→ **Problem description**
Determine how many lines of the records include "Robusta", and answer with the number alone.

→ **Dataset records**
★ ★ ★ ★ ★ ★ ★
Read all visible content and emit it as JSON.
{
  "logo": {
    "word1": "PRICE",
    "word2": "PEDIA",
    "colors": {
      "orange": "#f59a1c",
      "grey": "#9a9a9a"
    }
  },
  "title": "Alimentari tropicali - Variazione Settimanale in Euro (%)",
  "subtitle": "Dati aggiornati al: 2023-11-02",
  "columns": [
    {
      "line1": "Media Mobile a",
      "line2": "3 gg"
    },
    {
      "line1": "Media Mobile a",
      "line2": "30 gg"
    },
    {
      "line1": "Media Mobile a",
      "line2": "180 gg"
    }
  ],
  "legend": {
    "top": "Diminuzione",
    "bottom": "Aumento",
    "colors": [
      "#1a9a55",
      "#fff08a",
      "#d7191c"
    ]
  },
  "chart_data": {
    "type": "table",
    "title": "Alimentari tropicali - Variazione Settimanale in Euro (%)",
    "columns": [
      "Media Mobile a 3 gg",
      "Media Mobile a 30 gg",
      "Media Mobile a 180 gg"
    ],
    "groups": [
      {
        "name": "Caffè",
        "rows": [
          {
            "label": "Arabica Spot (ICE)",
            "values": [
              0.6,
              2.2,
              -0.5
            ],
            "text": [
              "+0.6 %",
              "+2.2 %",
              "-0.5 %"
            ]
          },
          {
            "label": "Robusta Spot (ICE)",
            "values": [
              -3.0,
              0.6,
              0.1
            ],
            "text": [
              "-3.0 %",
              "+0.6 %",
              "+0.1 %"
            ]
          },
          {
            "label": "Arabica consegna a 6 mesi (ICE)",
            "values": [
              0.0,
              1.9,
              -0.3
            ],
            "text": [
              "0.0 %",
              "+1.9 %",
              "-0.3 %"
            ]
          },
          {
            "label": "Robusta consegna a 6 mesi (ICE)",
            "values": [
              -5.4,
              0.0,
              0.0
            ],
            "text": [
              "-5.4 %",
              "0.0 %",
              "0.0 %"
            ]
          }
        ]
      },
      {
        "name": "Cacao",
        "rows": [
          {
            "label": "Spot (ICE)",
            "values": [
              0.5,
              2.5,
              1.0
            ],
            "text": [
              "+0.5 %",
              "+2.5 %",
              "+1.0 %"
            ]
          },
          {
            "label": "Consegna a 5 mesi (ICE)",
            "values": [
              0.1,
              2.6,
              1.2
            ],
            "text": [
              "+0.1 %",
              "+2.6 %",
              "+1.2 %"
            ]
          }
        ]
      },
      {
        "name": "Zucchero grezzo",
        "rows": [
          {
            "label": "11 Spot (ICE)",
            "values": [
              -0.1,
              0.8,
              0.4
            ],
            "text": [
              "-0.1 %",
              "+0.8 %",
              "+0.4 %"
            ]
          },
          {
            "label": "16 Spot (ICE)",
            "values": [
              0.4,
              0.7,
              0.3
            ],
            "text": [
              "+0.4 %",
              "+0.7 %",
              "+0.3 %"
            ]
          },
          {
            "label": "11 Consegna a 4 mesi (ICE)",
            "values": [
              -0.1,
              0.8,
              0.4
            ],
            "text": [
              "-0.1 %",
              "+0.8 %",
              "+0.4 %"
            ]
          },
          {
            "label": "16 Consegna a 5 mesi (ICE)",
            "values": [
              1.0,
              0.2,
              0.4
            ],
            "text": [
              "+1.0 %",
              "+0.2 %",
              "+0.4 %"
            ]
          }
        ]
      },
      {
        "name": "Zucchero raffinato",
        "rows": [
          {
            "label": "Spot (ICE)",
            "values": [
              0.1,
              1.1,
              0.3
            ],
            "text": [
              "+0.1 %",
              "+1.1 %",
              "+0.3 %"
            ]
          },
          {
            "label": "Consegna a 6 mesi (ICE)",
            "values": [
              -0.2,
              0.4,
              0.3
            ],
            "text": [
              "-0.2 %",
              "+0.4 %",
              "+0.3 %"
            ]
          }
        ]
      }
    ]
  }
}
★ ★ ★ ★ ★ ★ ★
→ **Expected answer**
2